THE PROBLEM: Which lines hold the word "likes"? Copy each of them from the material.
**** RAW DATA ****
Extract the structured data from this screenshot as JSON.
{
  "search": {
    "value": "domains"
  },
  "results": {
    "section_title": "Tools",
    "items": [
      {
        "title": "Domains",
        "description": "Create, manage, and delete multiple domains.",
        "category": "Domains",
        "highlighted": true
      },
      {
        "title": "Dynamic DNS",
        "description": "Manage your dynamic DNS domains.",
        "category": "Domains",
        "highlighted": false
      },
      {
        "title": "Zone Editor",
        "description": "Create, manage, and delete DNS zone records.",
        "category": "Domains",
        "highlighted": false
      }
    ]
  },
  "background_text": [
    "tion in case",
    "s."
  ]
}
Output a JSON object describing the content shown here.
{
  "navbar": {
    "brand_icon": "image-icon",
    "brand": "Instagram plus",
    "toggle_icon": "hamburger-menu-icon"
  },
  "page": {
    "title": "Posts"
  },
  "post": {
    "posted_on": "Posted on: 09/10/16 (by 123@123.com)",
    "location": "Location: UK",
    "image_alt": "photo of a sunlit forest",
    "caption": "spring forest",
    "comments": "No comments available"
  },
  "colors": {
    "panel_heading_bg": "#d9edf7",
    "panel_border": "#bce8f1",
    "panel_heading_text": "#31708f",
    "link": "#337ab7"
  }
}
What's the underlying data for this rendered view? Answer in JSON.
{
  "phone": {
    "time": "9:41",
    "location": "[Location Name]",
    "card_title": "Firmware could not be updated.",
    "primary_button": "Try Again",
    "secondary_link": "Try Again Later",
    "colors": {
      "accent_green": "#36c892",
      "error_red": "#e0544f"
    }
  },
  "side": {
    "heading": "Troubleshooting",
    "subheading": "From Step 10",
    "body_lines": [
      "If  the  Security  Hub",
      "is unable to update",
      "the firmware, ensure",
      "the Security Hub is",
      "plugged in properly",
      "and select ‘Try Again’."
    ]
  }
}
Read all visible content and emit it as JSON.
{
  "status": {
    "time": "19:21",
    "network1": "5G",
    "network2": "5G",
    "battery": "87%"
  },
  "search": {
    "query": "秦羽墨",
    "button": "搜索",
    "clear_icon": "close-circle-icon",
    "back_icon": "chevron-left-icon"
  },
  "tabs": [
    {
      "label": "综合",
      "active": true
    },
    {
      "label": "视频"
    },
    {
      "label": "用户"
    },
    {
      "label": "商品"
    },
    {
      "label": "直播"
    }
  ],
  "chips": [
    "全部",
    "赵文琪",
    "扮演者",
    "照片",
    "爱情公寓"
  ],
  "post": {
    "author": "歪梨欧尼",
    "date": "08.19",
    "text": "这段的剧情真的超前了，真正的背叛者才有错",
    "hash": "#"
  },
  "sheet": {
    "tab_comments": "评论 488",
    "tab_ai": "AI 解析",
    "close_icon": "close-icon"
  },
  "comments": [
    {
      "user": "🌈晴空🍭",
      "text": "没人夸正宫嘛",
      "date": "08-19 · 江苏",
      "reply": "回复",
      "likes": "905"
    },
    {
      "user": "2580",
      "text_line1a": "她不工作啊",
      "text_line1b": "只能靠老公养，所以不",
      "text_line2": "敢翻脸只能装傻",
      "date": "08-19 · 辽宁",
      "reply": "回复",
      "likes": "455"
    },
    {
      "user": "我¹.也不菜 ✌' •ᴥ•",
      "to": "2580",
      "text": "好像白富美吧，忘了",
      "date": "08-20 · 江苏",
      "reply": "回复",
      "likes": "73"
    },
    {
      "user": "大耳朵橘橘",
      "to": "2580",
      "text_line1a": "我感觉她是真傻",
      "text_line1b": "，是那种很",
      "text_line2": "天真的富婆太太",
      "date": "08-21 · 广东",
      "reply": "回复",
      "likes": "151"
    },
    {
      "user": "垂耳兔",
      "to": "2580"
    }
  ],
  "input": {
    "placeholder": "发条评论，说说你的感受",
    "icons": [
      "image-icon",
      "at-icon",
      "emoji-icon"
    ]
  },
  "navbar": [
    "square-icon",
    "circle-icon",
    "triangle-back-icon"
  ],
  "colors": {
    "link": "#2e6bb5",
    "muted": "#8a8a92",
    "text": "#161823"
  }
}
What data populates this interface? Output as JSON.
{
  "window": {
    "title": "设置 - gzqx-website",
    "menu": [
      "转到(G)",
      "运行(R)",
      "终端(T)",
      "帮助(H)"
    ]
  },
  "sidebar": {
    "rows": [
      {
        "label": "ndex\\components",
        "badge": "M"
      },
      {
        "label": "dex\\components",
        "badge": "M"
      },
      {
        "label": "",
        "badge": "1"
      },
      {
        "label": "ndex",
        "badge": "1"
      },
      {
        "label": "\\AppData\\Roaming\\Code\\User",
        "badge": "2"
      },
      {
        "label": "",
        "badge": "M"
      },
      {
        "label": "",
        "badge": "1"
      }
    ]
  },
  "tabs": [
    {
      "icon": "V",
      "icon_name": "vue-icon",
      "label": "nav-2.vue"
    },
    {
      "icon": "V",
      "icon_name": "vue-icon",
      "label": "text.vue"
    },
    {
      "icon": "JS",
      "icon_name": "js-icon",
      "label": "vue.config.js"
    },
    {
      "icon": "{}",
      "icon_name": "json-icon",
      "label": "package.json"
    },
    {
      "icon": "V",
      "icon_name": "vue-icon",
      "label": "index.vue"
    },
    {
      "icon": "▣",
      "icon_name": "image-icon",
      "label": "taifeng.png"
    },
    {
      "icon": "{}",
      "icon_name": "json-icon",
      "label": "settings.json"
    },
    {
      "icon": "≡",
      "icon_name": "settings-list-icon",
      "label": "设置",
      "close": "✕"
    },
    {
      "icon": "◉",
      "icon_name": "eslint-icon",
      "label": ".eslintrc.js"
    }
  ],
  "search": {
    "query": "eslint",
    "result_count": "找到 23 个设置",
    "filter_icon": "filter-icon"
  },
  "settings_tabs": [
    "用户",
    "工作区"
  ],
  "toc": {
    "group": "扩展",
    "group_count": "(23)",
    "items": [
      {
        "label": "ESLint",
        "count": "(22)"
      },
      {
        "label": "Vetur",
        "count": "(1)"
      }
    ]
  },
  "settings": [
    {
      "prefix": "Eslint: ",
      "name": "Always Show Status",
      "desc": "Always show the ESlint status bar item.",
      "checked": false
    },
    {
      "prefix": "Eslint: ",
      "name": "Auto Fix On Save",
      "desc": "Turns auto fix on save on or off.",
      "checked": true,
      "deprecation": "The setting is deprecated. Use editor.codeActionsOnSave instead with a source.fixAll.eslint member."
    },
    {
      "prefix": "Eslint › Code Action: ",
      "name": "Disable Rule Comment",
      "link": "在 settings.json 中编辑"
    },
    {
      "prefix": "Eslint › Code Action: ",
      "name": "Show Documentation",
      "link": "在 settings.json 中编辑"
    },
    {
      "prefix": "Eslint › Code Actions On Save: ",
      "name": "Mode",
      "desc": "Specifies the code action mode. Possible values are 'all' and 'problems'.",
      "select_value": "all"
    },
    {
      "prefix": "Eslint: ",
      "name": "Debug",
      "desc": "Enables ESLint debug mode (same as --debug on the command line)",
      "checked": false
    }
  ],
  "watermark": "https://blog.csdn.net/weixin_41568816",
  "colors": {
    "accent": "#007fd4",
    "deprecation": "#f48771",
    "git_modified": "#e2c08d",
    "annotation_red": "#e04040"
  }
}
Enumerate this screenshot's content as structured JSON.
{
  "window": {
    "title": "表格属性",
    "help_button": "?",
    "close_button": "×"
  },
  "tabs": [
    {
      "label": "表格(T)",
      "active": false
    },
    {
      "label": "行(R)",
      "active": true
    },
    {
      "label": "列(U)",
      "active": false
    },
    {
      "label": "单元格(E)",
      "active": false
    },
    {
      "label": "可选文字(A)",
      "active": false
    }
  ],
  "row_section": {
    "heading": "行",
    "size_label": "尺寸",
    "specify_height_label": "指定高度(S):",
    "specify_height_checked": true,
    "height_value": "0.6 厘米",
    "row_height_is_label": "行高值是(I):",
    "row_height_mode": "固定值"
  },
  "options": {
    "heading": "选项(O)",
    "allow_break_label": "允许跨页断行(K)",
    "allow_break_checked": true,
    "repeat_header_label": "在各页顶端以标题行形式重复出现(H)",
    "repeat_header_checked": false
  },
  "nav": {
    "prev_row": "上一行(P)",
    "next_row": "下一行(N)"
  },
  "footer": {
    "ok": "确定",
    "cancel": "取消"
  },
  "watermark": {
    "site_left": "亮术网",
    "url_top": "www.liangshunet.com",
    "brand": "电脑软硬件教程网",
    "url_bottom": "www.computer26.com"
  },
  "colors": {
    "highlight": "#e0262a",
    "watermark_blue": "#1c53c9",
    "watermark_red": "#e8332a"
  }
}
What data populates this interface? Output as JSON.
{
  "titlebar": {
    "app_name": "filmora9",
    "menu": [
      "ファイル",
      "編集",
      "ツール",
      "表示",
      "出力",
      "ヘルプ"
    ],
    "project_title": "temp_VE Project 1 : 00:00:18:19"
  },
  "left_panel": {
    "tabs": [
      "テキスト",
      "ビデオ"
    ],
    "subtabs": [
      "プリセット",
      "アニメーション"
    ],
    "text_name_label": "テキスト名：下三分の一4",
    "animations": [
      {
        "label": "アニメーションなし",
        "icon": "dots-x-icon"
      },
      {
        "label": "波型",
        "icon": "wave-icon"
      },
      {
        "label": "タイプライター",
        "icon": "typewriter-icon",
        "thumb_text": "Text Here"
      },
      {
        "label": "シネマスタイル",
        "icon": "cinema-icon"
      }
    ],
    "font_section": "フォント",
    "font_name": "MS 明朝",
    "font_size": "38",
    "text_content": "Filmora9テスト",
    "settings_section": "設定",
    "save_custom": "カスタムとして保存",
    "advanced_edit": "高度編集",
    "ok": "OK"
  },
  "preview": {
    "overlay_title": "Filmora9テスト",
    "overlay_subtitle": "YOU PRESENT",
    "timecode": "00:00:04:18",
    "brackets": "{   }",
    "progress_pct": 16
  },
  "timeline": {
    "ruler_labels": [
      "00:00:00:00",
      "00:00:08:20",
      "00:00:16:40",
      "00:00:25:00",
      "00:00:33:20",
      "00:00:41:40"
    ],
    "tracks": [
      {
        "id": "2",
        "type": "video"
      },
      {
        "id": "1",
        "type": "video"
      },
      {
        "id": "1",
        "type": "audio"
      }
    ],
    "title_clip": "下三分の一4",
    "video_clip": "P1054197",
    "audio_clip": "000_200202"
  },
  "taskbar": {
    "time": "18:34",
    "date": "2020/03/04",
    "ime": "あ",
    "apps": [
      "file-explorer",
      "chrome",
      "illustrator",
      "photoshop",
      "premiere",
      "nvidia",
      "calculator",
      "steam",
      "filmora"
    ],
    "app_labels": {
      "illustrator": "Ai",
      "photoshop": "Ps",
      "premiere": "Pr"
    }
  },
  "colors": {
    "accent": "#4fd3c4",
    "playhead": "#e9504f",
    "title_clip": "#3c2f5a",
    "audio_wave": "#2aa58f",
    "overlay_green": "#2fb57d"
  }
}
****
ANSWER FOR THIS EXERCISE:
      "likes": "905"
      "likes": "455"
      "likes": "73"
      "likes": "151"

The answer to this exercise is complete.